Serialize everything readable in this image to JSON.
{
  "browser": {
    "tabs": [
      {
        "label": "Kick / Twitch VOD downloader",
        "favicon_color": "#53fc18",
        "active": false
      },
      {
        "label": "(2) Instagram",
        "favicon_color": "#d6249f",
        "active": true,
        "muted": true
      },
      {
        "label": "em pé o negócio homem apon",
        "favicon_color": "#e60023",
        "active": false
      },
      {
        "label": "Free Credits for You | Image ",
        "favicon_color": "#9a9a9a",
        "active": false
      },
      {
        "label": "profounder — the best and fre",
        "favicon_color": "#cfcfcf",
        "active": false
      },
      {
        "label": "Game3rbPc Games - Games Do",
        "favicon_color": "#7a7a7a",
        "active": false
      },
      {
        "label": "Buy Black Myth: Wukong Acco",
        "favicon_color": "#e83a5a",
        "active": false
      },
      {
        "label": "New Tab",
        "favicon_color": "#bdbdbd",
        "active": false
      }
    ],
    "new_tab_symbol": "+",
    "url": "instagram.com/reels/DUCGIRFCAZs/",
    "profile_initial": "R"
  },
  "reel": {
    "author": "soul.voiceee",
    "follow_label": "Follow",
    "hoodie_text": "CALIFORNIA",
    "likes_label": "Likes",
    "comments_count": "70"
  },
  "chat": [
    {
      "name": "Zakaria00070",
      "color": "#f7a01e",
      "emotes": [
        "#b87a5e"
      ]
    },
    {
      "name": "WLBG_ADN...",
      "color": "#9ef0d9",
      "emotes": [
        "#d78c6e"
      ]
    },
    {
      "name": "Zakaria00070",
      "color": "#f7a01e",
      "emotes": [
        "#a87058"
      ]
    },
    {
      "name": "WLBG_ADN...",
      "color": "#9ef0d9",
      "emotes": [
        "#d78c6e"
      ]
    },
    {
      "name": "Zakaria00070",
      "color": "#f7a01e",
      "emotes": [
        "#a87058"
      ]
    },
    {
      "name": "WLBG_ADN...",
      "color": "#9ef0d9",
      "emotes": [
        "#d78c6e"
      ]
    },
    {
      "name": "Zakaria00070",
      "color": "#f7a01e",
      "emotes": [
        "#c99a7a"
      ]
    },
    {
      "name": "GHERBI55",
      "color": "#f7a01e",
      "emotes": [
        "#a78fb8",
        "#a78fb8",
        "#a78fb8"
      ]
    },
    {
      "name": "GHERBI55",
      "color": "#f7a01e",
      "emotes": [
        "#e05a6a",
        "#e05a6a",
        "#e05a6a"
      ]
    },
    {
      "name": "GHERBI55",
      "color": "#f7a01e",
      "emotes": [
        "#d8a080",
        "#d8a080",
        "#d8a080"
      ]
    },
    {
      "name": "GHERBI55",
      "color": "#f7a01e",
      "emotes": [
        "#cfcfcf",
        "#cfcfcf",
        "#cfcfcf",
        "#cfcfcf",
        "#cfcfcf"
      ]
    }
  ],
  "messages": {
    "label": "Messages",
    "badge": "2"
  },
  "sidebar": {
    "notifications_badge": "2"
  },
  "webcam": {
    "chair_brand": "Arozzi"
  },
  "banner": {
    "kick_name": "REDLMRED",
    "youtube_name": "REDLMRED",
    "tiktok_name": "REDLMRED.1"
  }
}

==

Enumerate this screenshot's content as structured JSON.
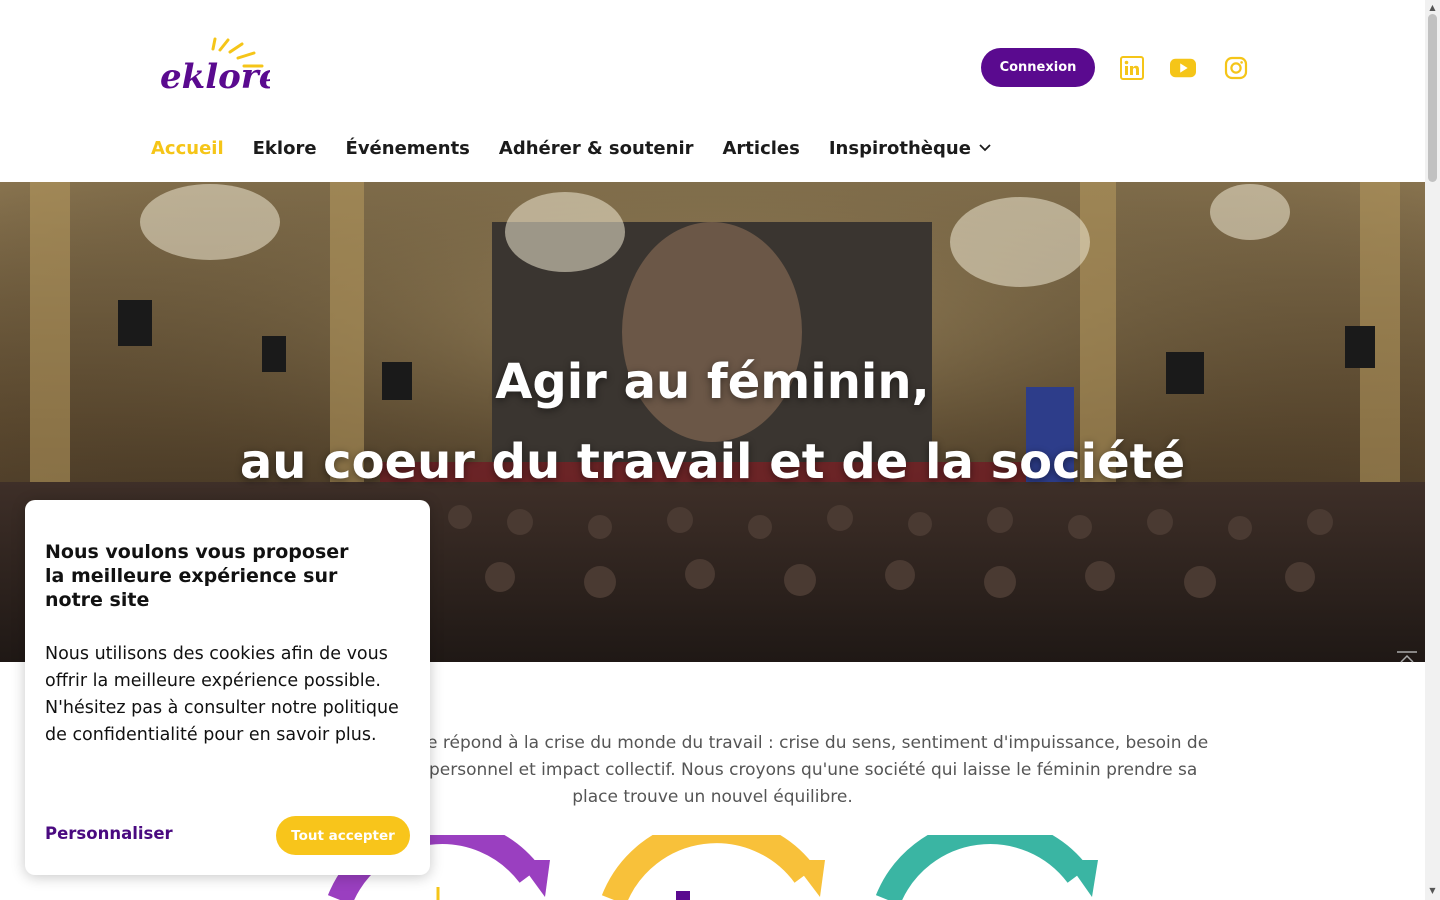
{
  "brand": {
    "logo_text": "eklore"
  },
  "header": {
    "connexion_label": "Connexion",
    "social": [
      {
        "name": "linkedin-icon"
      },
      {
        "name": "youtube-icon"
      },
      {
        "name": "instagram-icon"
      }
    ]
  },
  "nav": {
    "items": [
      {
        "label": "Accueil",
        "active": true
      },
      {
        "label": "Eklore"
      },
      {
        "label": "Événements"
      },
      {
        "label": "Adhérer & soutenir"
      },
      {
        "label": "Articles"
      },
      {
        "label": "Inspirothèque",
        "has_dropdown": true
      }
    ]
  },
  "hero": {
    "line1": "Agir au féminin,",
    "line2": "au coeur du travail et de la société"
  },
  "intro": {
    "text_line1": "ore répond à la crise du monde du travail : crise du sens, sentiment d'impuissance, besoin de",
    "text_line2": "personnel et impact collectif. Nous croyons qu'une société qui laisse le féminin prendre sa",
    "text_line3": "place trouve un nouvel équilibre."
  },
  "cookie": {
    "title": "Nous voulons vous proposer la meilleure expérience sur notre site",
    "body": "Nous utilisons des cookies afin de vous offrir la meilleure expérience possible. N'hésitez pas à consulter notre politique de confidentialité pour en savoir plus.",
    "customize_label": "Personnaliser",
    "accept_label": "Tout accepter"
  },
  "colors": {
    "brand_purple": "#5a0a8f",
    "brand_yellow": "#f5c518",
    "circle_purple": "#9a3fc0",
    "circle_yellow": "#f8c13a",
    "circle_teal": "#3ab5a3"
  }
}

* * *

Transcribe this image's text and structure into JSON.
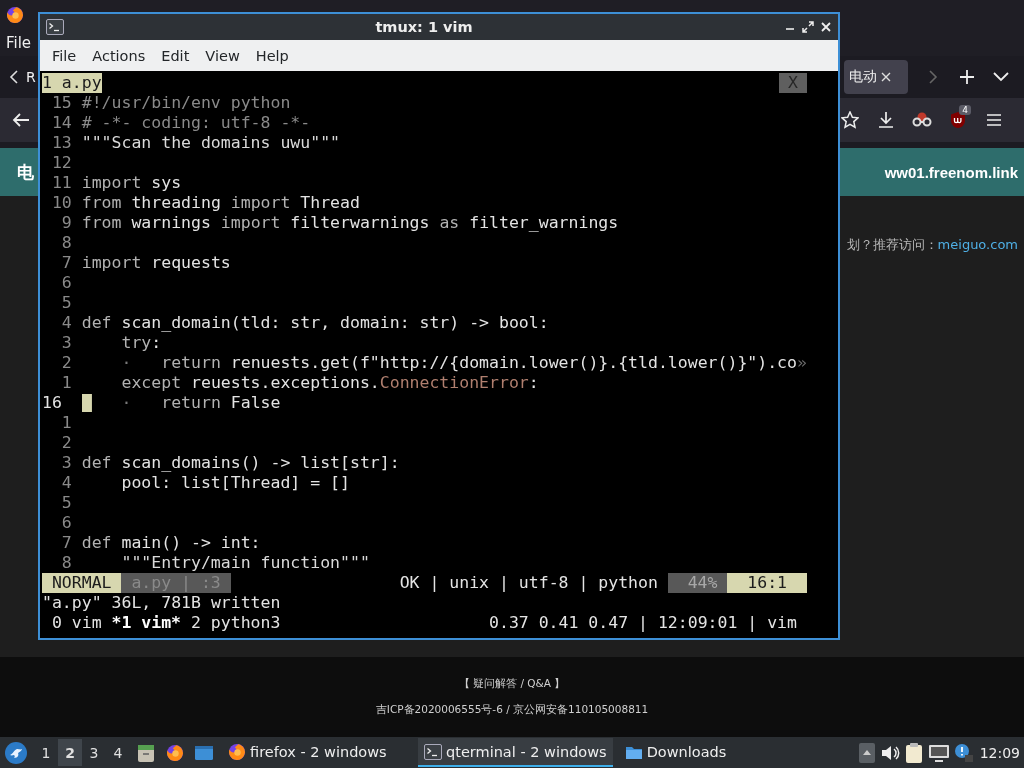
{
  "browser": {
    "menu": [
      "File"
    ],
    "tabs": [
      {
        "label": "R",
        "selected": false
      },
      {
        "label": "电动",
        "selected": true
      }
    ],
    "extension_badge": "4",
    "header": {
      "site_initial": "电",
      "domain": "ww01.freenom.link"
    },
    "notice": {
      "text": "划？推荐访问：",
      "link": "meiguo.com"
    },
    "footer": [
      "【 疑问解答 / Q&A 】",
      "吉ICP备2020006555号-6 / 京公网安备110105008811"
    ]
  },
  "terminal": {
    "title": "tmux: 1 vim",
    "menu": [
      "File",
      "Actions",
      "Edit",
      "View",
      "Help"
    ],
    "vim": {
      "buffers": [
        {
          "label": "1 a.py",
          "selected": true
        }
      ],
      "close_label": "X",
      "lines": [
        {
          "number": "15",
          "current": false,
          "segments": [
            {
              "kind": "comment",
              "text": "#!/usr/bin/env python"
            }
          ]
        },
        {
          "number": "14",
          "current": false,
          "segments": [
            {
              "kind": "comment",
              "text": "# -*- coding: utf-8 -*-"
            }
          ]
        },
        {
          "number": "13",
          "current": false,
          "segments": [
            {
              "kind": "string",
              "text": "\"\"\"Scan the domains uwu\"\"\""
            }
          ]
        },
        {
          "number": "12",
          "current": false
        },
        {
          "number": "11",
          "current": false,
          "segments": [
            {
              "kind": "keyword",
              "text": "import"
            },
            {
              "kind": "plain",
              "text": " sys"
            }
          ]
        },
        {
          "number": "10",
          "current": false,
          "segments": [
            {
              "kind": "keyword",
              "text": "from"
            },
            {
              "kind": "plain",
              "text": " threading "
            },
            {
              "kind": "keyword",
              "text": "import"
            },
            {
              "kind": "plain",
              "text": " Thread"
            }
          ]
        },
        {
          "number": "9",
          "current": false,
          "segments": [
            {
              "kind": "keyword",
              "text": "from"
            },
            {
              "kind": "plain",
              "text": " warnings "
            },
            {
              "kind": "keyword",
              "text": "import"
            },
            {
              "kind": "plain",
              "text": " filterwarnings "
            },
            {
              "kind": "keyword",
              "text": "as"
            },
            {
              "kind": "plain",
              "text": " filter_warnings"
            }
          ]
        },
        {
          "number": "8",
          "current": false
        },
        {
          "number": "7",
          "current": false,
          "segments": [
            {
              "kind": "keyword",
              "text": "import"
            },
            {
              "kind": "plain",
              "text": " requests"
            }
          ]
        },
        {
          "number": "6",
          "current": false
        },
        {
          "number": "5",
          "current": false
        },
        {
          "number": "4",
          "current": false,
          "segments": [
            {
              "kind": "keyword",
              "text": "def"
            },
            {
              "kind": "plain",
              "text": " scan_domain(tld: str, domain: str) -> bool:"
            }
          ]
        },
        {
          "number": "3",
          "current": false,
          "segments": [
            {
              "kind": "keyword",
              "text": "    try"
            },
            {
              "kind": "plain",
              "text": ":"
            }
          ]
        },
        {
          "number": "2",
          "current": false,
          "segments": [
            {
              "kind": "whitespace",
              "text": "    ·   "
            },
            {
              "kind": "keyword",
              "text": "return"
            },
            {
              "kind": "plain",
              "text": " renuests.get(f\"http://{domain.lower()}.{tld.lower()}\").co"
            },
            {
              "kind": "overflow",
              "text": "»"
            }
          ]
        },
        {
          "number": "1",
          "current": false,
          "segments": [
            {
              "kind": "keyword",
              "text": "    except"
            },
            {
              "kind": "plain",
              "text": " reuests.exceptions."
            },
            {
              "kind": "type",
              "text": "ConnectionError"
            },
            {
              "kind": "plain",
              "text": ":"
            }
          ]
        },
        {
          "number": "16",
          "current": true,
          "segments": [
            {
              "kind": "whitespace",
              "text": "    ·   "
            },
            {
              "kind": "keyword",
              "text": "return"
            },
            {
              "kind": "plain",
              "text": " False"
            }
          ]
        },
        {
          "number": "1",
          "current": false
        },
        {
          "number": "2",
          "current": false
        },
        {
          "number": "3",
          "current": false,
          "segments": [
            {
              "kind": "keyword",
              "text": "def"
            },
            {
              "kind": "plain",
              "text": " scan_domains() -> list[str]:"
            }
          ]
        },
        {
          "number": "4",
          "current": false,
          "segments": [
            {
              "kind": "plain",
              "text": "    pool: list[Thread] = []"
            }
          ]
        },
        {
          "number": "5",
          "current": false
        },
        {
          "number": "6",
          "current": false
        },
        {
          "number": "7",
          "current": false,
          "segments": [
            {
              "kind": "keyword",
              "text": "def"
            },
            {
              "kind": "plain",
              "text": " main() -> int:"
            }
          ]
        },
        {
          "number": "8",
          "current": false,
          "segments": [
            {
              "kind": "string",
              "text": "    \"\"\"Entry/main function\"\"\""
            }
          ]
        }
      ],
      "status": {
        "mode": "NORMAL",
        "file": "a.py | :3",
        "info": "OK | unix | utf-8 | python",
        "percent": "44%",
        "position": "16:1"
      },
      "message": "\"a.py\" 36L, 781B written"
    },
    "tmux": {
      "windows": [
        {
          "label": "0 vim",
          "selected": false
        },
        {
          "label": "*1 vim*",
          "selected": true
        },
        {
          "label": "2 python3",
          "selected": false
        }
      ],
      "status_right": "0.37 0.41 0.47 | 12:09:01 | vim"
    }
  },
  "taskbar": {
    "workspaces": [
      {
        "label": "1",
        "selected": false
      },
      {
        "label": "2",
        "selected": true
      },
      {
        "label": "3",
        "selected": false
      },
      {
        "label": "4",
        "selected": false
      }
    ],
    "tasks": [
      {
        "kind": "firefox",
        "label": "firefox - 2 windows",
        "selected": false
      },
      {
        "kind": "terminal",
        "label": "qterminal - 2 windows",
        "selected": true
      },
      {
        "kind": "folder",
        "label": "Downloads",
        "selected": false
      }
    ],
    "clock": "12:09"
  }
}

__EXERCISE INSTRUCTIONS__
Find the lines containing "list" and pull them out.

__OUTPUT BELOW__
              "text": " scan_domains() -> list[str]:"
              "text": "    pool: list[Thread] = []"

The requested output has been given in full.